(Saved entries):
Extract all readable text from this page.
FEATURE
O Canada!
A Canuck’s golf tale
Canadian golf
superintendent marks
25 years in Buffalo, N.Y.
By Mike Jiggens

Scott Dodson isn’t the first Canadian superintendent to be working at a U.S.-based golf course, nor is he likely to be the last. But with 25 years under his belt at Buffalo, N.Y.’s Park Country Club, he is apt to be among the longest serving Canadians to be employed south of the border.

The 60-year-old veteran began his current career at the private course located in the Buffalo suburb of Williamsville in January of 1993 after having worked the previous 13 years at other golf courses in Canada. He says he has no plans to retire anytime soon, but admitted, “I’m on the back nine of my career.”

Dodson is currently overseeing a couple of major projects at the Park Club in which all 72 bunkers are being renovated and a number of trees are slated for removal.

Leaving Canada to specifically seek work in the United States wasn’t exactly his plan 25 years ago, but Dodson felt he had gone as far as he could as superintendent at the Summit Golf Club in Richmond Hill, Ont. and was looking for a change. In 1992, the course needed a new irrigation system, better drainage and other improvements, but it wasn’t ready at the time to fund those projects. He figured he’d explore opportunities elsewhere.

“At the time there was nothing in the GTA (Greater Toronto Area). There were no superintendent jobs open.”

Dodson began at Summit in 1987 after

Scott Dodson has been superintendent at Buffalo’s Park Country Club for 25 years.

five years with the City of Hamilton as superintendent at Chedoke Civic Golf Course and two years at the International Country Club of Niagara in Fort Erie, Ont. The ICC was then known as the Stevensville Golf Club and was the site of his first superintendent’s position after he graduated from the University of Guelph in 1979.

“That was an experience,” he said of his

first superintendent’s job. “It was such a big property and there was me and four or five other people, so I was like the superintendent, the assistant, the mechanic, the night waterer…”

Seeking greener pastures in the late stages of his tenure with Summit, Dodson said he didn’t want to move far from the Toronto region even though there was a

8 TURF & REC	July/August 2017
* * *
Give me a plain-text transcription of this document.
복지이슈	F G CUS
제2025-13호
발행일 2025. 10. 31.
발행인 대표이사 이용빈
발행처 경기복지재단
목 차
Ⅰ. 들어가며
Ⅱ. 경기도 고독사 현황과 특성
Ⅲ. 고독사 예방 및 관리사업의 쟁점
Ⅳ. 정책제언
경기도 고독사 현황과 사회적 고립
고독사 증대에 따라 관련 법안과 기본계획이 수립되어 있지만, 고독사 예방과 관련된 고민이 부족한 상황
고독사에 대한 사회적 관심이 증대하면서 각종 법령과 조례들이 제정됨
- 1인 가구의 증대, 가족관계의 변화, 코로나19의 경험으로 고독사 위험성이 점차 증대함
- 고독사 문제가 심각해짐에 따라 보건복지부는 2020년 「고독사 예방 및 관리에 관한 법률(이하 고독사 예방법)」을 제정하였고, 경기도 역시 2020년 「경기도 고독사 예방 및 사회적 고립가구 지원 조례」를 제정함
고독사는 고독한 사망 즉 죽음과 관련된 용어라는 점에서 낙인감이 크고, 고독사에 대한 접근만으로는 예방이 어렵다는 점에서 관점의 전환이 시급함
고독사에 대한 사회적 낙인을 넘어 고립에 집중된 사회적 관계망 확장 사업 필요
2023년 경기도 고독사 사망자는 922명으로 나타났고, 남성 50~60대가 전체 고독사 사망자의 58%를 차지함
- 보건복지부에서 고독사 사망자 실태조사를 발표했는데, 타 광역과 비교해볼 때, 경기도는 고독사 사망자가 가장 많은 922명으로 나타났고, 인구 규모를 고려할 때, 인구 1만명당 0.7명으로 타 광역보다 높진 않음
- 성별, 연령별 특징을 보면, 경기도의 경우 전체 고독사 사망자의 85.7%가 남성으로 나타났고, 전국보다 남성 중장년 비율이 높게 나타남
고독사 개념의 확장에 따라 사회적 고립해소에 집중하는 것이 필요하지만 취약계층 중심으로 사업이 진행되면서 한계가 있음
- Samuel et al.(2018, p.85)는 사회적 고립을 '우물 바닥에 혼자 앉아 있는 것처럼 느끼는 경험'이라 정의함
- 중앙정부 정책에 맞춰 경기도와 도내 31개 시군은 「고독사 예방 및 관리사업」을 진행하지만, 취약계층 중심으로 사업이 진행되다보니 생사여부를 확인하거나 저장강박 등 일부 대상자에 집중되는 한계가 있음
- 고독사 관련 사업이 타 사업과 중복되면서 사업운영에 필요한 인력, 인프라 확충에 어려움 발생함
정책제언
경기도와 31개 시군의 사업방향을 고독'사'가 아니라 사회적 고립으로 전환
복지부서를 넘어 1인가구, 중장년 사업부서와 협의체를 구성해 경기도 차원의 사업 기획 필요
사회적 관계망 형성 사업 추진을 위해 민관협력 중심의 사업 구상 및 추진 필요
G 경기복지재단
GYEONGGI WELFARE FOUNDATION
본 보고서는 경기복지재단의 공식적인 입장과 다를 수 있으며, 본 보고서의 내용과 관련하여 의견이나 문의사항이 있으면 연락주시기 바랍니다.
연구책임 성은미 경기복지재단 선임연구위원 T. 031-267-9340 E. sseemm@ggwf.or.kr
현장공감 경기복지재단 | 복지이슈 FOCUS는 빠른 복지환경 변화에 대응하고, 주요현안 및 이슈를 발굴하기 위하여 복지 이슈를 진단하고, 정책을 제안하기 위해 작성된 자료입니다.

(Exercise prompt): Count every line in the entries above where the word "this" appears; respond with the number alone.

(Problem solution): 2